§ **LISTED ENTRIES**:
================

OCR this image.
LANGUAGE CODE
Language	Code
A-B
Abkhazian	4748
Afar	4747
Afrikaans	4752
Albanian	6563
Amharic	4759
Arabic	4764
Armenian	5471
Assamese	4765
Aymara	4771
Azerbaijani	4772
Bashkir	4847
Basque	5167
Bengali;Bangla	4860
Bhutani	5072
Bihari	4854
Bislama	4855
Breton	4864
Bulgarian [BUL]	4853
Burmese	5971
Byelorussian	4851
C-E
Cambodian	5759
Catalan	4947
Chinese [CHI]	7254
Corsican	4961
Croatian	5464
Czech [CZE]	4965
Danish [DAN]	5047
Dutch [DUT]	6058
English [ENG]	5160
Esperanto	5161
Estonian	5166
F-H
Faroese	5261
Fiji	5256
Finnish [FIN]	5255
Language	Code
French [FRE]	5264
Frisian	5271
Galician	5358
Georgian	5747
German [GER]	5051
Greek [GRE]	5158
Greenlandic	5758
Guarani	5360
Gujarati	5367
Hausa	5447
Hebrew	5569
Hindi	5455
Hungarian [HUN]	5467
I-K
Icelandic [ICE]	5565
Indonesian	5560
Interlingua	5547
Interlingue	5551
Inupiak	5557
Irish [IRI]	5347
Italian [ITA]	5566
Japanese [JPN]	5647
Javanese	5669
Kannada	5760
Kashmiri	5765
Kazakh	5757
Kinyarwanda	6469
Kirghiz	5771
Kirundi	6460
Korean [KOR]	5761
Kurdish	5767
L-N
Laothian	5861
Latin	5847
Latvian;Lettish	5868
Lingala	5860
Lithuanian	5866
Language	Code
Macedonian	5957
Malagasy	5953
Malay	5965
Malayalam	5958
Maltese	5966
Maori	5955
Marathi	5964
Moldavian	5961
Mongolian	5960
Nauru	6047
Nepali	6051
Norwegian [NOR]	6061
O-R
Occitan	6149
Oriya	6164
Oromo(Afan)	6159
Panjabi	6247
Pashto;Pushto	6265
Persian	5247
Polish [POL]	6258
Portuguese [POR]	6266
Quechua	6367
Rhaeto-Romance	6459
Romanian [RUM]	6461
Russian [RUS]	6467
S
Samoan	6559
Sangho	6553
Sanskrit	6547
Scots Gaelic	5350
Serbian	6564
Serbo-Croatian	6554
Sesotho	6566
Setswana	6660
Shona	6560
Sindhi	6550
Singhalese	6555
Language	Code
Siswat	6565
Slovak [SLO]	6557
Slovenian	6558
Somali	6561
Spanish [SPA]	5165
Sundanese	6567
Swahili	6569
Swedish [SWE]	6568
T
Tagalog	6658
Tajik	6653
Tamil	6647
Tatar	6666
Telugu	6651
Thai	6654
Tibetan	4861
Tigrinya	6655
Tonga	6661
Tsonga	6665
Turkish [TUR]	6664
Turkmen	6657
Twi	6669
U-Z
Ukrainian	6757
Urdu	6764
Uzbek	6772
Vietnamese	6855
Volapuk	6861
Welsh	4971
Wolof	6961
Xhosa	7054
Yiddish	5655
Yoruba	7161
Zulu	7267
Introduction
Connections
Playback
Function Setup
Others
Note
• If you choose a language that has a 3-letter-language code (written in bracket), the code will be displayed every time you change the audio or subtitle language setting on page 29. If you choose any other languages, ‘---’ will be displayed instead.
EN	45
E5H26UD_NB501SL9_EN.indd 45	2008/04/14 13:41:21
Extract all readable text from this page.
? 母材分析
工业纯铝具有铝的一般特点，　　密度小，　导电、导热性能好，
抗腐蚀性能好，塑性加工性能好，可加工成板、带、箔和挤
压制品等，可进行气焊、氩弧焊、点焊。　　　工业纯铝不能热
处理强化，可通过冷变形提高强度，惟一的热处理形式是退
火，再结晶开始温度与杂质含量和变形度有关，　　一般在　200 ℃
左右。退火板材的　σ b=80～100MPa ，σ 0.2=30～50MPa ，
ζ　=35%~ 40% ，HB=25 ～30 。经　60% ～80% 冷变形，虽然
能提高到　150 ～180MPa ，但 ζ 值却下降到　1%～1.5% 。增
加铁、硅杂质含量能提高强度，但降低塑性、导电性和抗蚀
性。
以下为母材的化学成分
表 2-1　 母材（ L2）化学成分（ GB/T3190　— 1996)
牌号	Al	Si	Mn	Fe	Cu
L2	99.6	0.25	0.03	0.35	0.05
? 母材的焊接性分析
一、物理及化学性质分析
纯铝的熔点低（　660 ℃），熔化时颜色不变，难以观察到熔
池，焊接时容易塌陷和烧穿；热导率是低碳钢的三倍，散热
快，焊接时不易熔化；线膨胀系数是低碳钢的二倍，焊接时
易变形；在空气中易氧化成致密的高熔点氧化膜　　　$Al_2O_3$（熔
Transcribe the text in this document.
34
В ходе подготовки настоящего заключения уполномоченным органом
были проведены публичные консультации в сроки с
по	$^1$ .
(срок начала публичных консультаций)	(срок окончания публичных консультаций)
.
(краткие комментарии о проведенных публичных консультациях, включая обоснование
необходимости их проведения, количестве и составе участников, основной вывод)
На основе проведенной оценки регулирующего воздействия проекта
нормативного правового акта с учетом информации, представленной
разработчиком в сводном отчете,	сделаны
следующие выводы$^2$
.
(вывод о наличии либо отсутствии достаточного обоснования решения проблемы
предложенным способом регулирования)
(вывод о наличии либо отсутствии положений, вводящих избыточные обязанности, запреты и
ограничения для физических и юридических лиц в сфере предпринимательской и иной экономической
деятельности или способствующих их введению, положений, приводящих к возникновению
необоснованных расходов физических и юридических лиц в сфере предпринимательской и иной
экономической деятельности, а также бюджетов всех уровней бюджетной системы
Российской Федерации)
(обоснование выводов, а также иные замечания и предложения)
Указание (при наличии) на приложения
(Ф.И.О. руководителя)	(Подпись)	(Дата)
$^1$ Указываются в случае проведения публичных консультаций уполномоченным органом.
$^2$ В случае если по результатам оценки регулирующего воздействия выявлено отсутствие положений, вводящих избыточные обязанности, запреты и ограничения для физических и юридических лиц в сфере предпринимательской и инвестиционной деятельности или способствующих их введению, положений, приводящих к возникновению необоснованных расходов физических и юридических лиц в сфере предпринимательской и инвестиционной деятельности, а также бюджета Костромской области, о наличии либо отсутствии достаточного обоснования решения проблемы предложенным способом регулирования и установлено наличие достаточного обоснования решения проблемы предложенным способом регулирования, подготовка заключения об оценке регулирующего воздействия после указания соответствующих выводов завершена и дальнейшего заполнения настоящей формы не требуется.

================

§ **REQUEST**: Check each line above for "обоснование" and return the ones that have it.

§ **CORRECT ANSWER**:
(краткие комментарии о проведенных публичных консультациях, включая обоснование
(обоснование выводов, а также иные замечания и предложения)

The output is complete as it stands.